— BEGIN —

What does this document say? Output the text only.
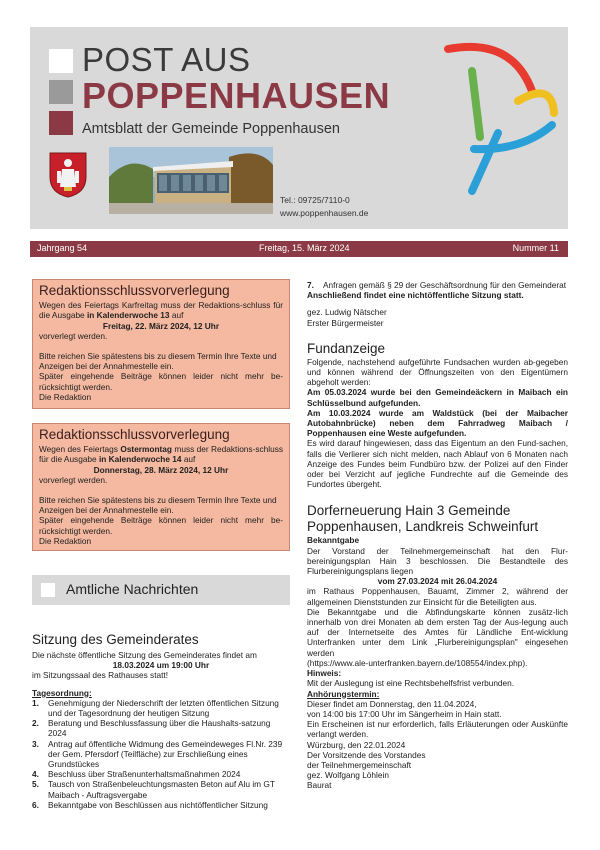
POST AUS
POPPENHAUSEN
Amtsblatt der Gemeinde Poppenhausen
Tel.: 09725/7110-0
www.poppenhausen.de
Jahrgang 54	Freitag, 15. März 2024	Nummer 11
Redaktionsschlussvorverlegung
Wegen des Feiertags Karfreitag muss der Redaktions-schluss für die Ausgabe in Kalenderwoche 13 auf
Freitag, 22. März 2024, 12 Uhr
vorverlegt werden.
Bitte reichen Sie spätestens bis zu diesem Termin Ihre Texte und Anzeigen bei der Annahmestelle ein.
Später eingehende Beiträge können leider nicht mehr be-rücksichtigt werden.
Die Redaktion
Redaktionsschlussvorverlegung
Wegen des Feiertags Ostermontag muss der Redaktions-schluss für die Ausgabe in Kalenderwoche 14 auf
Donnerstag, 28. März 2024, 12 Uhr
vorverlegt werden.
Bitte reichen Sie spätestens bis zu diesem Termin Ihre Texte und Anzeigen bei der Annahmestelle ein.
Später eingehende Beiträge können leider nicht mehr be-rücksichtigt werden.
Die Redaktion
Amtliche Nachrichten
Sitzung des Gemeinderates
Die nächste öffentliche Sitzung des Gemeinderates findet am
18.03.2024 um 19:00 Uhr
im Sitzungssaal des Rathauses statt!
Tagesordnung:
1. Genehmigung der Niederschrift der letzten öffentlichen Sitzung und der Tagesordnung der heutigen Sitzung
2. Beratung und Beschlussfassung über die Haushalts-satzung 2024
3. Antrag auf öffentliche Widmung des Gemeindeweges Fl.Nr. 239 der Gem. Pfersdorf (Teilfläche) zur Erschließung eines Grundstückes
4. Beschluss über Straßenunterhaltsmaßnahmen 2024
5. Tausch von Straßenbeleuchtungsmasten Beton auf Alu im GT Maibach - Auftragsvergabe
6. Bekanntgabe von Beschlüssen aus nichtöffentlicher Sitzung
7. Anfragen gemäß § 29 der Geschäftsordnung für den Gemeinderat
Anschließend findet eine nichtöffentliche Sitzung statt.
gez. Ludwig Nätscher
Erster Bürgermeister
Fundanzeige
Folgende, nachstehend aufgeführte Fundsachen wurden ab-gegeben und können während der Öffnungszeiten von den Eigentümern abgeholt werden:
Am 05.03.2024 wurde bei den Gemeindeäckern in Maibach ein Schlüsselbund aufgefunden.
Am 10.03.2024 wurde am Waldstück (bei der Maibacher Autobahnbrücke) neben dem Fahrradweg Maibach / Poppenhausen eine Weste aufgefunden.
Es wird darauf hingewiesen, dass das Eigentum an den Fund-sachen, falls die Verlierer sich nicht melden, nach Ablauf von 6 Monaten nach Anzeige des Fundes beim Fundbüro bzw. der Polizei auf den Finder oder bei Verzicht auf jegliche Fundrechte auf die Gemeinde des Fundortes übergeht.
Dorferneuerung Hain 3 Gemeinde
Poppenhausen, Landkreis Schweinfurt
Bekanntgabe
Der Vorstand der Teilnehmergemeinschaft hat den Flur-bereinigungsplan Hain 3 beschlossen. Die Bestandteile des Flurbereinigungsplans liegen
vom 27.03.2024 mit 26.04.2024
im Rathaus Poppenhausen, Bauamt, Zimmer 2, während der allgemeinen Dienststunden zur Einsicht für die Beteiligten aus.
Die Bekanntgabe und die Abfindungskarte können zusätz-lich innerhalb von drei Monaten ab dem ersten Tag der Aus-legung auch auf der Internetseite des Amtes für Ländliche Ent-wicklung Unterfranken unter dem Link „Flurbereinigungsplan" eingesehen werden
(https://www.ale-unterfranken.bayern.de/108554/index.php).
Hinweis:
Mit der Auslegung ist eine Rechtsbehelfsfrist verbunden.
Anhörungstermin:
Dieser findet am Donnerstag, den 11.04.2024,
von 14:00 bis 17:00 Uhr im Sängerheim in Hain statt.
Ein Erscheinen ist nur erforderlich, falls Erläuterungen oder Auskünfte verlangt werden.
Würzburg, den 22.01.2024
Der Vorsitzende des Vorstandes
der Teilnehmergemeinschaft
gez. Wolfgang Löhlein
Baurat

— END —

What needs to be done -> Reproduce the entries above exactly. Do not include the images.

Exercise solution ->
What does this document say? Output the text only.
POST AUS
POPPENHAUSEN
Amtsblatt der Gemeinde Poppenhausen
Tel.: 09725/7110-0
www.poppenhausen.de
Jahrgang 54	Freitag, 15. März 2024	Nummer 11
Redaktionsschlussvorverlegung
Wegen des Feiertags Karfreitag muss der Redaktions-schluss für die Ausgabe in Kalenderwoche 13 auf
Freitag, 22. März 2024, 12 Uhr
vorverlegt werden.
Bitte reichen Sie spätestens bis zu diesem Termin Ihre Texte und Anzeigen bei der Annahmestelle ein.
Später eingehende Beiträge können leider nicht mehr be-rücksichtigt werden.
Die Redaktion
Redaktionsschlussvorverlegung
Wegen des Feiertags Ostermontag muss der Redaktions-schluss für die Ausgabe in Kalenderwoche 14 auf
Donnerstag, 28. März 2024, 12 Uhr
vorverlegt werden.
Bitte reichen Sie spätestens bis zu diesem Termin Ihre Texte und Anzeigen bei der Annahmestelle ein.
Später eingehende Beiträge können leider nicht mehr be-rücksichtigt werden.
Die Redaktion
Amtliche Nachrichten
Sitzung des Gemeinderates
Die nächste öffentliche Sitzung des Gemeinderates findet am
18.03.2024 um 19:00 Uhr
im Sitzungssaal des Rathauses statt!
Tagesordnung:
1. Genehmigung der Niederschrift der letzten öffentlichen Sitzung und der Tagesordnung der heutigen Sitzung
2. Beratung und Beschlussfassung über die Haushalts-satzung 2024
3. Antrag auf öffentliche Widmung des Gemeindeweges Fl.Nr. 239 der Gem. Pfersdorf (Teilfläche) zur Erschließung eines Grundstückes
4. Beschluss über Straßenunterhaltsmaßnahmen 2024
5. Tausch von Straßenbeleuchtungsmasten Beton auf Alu im GT Maibach - Auftragsvergabe
6. Bekanntgabe von Beschlüssen aus nichtöffentlicher Sitzung
7. Anfragen gemäß § 29 der Geschäftsordnung für den Gemeinderat
Anschließend findet eine nichtöffentliche Sitzung statt.
gez. Ludwig Nätscher
Erster Bürgermeister
Fundanzeige
Folgende, nachstehend aufgeführte Fundsachen wurden ab-gegeben und können während der Öffnungszeiten von den Eigentümern abgeholt werden:
Am 05.03.2024 wurde bei den Gemeindeäckern in Maibach ein Schlüsselbund aufgefunden.
Am 10.03.2024 wurde am Waldstück (bei der Maibacher Autobahnbrücke) neben dem Fahrradweg Maibach / Poppenhausen eine Weste aufgefunden.
Es wird darauf hingewiesen, dass das Eigentum an den Fund-sachen, falls die Verlierer sich nicht melden, nach Ablauf von 6 Monaten nach Anzeige des Fundes beim Fundbüro bzw. der Polizei auf den Finder oder bei Verzicht auf jegliche Fundrechte auf die Gemeinde des Fundortes übergeht.
Dorferneuerung Hain 3 Gemeinde
Poppenhausen, Landkreis Schweinfurt
Bekanntgabe
Der Vorstand der Teilnehmergemeinschaft hat den Flur-bereinigungsplan Hain 3 beschlossen. Die Bestandteile des Flurbereinigungsplans liegen
vom 27.03.2024 mit 26.04.2024
im Rathaus Poppenhausen, Bauamt, Zimmer 2, während der allgemeinen Dienststunden zur Einsicht für die Beteiligten aus.
Die Bekanntgabe und die Abfindungskarte können zusätz-lich innerhalb von drei Monaten ab dem ersten Tag der Aus-legung auch auf der Internetseite des Amtes für Ländliche Ent-wicklung Unterfranken unter dem Link „Flurbereinigungsplan" eingesehen werden
(https://www.ale-unterfranken.bayern.de/108554/index.php).
Hinweis:
Mit der Auslegung ist eine Rechtsbehelfsfrist verbunden.
Anhörungstermin:
Dieser findet am Donnerstag, den 11.04.2024,
von 14:00 bis 17:00 Uhr im Sängerheim in Hain statt.
Ein Erscheinen ist nur erforderlich, falls Erläuterungen oder Auskünfte verlangt werden.
Würzburg, den 22.01.2024
Der Vorsitzende des Vorstandes
der Teilnehmergemeinschaft
gez. Wolfgang Löhlein
Baurat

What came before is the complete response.